Start of Supplied passage
To create a new value that preserves a specific textual representation, parse it from text with value.parse_value, which retains the source spelling:

let assert Ok(v) = value.parse_value("1_000")     // serializes as 1_000
let assert Ok(v) = value.parse_value("0xFF00FF")  // serializes as 0xFF00FF

In most cases value-level manipulation is unnecessary: the molt/ops operations driven through molt.run (and the high-level functions) preserve the document’s representation for everything they don’t touch.

Comment Loss When Replacing a Container with a Value

Replacing an array or inline table value (through molt.update, molt.set, or other operations that use Value) drops the comments inside it.

arr = [
  1,
  # about two
  2,
  3,
]

Given the TOML above, replacing arr wholesale loses the # about two comment. This applies equally to arrays and inline tables (including TOML 1.1 multiline inline tables with interleaved comments).
End of Supplied passage
#### Activities
• A. Translate this sentence from the molt documentation into Spanish: "Replacing an array or inline table value (through molt.update, molt.set, or other operations that use Value) drops the comments inside it."
• B. Copy the molt documentation word for word from "Comment Loss When" to "comments inside it.".
Start of Record set
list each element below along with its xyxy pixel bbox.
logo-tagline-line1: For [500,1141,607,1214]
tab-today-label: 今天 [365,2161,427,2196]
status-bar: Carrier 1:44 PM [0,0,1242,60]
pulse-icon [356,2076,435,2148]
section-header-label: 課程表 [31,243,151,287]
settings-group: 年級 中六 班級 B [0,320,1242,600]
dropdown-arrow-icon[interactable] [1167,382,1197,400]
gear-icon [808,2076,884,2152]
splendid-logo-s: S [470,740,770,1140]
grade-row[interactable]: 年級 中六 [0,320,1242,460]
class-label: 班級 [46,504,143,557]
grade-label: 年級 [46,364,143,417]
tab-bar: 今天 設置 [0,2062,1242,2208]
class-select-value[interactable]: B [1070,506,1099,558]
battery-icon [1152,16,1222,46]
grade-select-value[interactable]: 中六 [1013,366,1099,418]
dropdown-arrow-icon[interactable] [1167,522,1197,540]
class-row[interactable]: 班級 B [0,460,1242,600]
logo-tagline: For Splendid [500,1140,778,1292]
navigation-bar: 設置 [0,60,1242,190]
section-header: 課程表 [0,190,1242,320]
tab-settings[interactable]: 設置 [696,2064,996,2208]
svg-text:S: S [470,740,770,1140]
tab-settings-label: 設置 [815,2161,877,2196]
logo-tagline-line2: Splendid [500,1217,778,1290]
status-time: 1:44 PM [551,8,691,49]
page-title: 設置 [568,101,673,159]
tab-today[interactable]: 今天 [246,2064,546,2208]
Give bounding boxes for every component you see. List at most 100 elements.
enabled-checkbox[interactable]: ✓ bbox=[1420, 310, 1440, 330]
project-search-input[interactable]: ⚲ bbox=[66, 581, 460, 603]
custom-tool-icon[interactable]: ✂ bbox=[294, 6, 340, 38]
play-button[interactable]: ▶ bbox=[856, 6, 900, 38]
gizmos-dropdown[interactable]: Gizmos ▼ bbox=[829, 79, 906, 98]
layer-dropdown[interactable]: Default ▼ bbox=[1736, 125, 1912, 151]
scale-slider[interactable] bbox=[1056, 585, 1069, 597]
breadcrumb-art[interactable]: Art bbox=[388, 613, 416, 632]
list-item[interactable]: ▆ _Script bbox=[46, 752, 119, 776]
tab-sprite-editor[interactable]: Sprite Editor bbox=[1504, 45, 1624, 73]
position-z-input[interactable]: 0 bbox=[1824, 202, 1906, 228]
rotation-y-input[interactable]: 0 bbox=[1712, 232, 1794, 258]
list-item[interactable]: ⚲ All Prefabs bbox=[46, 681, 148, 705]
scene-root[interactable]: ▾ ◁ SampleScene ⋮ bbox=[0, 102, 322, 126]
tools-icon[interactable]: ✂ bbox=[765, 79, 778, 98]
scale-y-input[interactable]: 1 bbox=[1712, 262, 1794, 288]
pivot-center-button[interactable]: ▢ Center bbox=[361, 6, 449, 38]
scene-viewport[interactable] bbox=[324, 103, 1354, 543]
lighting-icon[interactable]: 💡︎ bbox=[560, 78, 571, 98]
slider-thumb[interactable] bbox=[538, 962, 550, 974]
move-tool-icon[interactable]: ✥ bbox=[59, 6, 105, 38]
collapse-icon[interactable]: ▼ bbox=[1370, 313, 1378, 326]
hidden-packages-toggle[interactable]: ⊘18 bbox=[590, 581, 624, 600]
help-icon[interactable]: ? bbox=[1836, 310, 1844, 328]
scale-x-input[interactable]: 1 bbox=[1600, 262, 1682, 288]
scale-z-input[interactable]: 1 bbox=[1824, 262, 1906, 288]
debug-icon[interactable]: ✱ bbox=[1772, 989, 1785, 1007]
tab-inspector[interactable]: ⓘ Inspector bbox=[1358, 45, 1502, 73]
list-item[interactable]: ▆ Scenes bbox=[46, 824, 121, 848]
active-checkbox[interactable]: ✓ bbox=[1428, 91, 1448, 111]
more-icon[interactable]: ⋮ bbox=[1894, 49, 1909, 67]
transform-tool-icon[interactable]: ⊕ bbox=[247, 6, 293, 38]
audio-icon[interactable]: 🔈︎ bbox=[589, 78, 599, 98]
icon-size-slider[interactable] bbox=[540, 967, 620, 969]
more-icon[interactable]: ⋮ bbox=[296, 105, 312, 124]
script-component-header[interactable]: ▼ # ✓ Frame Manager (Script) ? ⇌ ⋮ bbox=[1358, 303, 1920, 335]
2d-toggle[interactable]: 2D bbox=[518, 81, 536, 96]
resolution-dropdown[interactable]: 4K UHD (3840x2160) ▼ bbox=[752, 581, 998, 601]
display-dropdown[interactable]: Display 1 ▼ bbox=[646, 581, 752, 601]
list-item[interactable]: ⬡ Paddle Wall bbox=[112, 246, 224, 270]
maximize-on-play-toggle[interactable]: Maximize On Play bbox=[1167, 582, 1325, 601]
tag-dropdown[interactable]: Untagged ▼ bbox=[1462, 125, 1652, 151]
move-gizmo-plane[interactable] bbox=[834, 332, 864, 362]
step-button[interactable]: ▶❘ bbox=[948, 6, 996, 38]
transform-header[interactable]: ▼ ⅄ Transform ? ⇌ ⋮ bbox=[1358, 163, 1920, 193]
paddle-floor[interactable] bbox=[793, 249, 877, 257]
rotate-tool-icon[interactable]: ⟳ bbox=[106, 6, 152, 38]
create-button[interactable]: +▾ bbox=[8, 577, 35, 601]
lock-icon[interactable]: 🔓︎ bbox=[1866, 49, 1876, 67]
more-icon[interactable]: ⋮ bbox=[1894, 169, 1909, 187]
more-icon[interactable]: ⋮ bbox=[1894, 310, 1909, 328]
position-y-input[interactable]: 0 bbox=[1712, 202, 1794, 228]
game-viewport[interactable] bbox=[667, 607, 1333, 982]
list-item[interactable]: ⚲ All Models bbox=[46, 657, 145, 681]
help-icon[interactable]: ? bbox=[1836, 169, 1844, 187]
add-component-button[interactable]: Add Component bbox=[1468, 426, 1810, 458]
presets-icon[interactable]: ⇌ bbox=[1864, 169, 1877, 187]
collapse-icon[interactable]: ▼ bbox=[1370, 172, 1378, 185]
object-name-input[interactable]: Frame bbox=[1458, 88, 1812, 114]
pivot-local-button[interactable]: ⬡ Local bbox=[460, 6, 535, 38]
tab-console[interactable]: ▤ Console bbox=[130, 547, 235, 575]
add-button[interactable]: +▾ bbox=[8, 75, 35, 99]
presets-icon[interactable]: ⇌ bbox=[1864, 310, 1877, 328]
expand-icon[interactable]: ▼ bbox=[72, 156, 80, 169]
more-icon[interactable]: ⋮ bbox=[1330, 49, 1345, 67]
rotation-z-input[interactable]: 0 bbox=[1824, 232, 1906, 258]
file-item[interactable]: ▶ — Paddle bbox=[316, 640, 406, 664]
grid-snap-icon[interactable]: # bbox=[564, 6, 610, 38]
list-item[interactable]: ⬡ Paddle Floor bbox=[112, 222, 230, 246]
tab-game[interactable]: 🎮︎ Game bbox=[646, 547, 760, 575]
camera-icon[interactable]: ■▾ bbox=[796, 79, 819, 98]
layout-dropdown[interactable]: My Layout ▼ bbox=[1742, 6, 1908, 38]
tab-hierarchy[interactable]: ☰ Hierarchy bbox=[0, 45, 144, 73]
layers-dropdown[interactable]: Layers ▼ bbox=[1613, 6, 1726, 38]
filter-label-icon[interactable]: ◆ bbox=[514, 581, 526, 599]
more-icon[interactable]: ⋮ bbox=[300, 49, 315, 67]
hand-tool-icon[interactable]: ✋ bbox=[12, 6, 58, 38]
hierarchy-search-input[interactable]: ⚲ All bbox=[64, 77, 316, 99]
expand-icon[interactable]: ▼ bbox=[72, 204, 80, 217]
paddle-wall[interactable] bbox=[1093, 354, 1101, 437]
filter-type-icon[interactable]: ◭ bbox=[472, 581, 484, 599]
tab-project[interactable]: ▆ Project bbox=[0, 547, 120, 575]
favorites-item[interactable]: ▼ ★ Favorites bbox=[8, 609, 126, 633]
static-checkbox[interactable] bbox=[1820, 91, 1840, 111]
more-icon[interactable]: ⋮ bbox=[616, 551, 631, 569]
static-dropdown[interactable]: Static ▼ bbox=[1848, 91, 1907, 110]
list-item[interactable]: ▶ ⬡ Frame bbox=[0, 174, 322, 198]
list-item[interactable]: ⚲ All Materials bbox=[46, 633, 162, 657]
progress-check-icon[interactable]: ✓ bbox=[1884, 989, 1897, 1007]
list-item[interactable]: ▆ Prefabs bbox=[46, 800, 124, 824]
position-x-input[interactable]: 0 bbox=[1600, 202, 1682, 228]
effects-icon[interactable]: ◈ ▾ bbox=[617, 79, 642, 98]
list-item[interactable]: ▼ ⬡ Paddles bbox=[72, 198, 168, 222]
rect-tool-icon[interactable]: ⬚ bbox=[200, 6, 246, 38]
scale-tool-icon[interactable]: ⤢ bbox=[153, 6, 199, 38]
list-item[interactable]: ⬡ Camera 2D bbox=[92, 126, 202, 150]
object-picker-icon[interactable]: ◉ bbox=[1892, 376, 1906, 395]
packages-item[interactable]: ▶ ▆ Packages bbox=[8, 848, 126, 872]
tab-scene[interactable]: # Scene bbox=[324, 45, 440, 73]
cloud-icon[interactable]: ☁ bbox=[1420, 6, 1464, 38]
End of Record set
#### Replies
• A. Reemplazar un valor de arreglo o de tabla en línea (mediante molt.update, molt.set u otras operaciones que usan Value) elimina los comentarios que contiene.

• B.
Comment Loss When Replacing a Container with a Value

Replacing an array or inline table value (through molt.update, molt.set, or other operations that use Value) drops the comments inside it.